(begin)
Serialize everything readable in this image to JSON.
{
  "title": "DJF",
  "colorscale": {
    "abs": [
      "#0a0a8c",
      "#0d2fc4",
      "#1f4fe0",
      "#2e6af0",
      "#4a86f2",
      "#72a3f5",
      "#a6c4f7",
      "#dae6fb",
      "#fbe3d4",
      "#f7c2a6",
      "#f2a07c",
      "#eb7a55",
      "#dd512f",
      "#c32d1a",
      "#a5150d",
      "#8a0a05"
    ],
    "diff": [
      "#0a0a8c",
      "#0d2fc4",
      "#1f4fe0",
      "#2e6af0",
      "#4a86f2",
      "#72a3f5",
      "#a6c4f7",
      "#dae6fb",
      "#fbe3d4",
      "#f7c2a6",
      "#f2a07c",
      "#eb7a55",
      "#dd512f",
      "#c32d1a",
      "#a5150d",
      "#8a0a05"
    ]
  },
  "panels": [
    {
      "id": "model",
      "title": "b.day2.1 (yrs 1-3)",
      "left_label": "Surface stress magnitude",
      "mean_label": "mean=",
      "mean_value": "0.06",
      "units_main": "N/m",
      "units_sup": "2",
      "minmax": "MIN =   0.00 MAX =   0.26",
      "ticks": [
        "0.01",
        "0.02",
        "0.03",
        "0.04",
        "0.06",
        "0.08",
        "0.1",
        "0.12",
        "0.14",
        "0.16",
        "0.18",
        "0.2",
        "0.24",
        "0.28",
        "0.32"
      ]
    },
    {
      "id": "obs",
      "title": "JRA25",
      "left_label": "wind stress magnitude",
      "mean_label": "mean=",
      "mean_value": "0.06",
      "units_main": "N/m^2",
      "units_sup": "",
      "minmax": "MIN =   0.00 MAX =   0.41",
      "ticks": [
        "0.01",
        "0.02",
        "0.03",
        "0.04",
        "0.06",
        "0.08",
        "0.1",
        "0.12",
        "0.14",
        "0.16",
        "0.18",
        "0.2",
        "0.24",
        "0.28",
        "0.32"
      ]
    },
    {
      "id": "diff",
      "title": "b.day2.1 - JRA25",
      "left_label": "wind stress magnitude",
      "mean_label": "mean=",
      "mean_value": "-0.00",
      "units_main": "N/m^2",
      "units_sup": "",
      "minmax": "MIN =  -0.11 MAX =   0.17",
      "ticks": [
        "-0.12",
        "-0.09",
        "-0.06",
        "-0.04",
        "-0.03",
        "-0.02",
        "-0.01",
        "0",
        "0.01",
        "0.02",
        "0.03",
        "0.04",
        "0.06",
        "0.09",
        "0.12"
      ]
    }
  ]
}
(end)
▶ _Exercise aim_
Output every entry shown above, exactly.

▶ _Written solution_
Serialize everything readable in this image to JSON.
{
  "title": "DJF",
  "colorscale": {
    "abs": [
      "#0a0a8c",
      "#0d2fc4",
      "#1f4fe0",
      "#2e6af0",
      "#4a86f2",
      "#72a3f5",
      "#a6c4f7",
      "#dae6fb",
      "#fbe3d4",
      "#f7c2a6",
      "#f2a07c",
      "#eb7a55",
      "#dd512f",
      "#c32d1a",
      "#a5150d",
      "#8a0a05"
    ],
    "diff": [
      "#0a0a8c",
      "#0d2fc4",
      "#1f4fe0",
      "#2e6af0",
      "#4a86f2",
      "#72a3f5",
      "#a6c4f7",
      "#dae6fb",
      "#fbe3d4",
      "#f7c2a6",
      "#f2a07c",
      "#eb7a55",
      "#dd512f",
      "#c32d1a",
      "#a5150d",
      "#8a0a05"
    ]
  },
  "panels": [
    {
      "id": "model",
      "title": "b.day2.1 (yrs 1-3)",
      "left_label": "Surface stress magnitude",
      "mean_label": "mean=",
      "mean_value": "0.06",
      "units_main": "N/m",
      "units_sup": "2",
      "minmax": "MIN =   0.00 MAX =   0.26",
      "ticks": [
        "0.01",
        "0.02",
        "0.03",
        "0.04",
        "0.06",
        "0.08",
        "0.1",
        "0.12",
        "0.14",
        "0.16",
        "0.18",
        "0.2",
        "0.24",
        "0.28",
        "0.32"
      ]
    },
    {
      "id": "obs",
      "title": "JRA25",
      "left_label": "wind stress magnitude",
      "mean_label": "mean=",
      "mean_value": "0.06",
      "units_main": "N/m^2",
      "units_sup": "",
      "minmax": "MIN =   0.00 MAX =   0.41",
      "ticks": [
        "0.01",
        "0.02",
        "0.03",
        "0.04",
        "0.06",
        "0.08",
        "0.1",
        "0.12",
        "0.14",
        "0.16",
        "0.18",
        "0.2",
        "0.24",
        "0.28",
        "0.32"
      ]
    },
    {
      "id": "diff",
      "title": "b.day2.1 - JRA25",
      "left_label": "wind stress magnitude",
      "mean_label": "mean=",
      "mean_value": "-0.00",
      "units_main": "N/m^2",
      "units_sup": "",
      "minmax": "MIN =  -0.11 MAX =   0.17",
      "ticks": [
        "-0.12",
        "-0.09",
        "-0.06",
        "-0.04",
        "-0.03",
        "-0.02",
        "-0.01",
        "0",
        "0.01",
        "0.02",
        "0.03",
        "0.04",
        "0.06",
        "0.09",
        "0.12"
      ]
    }
  ]
}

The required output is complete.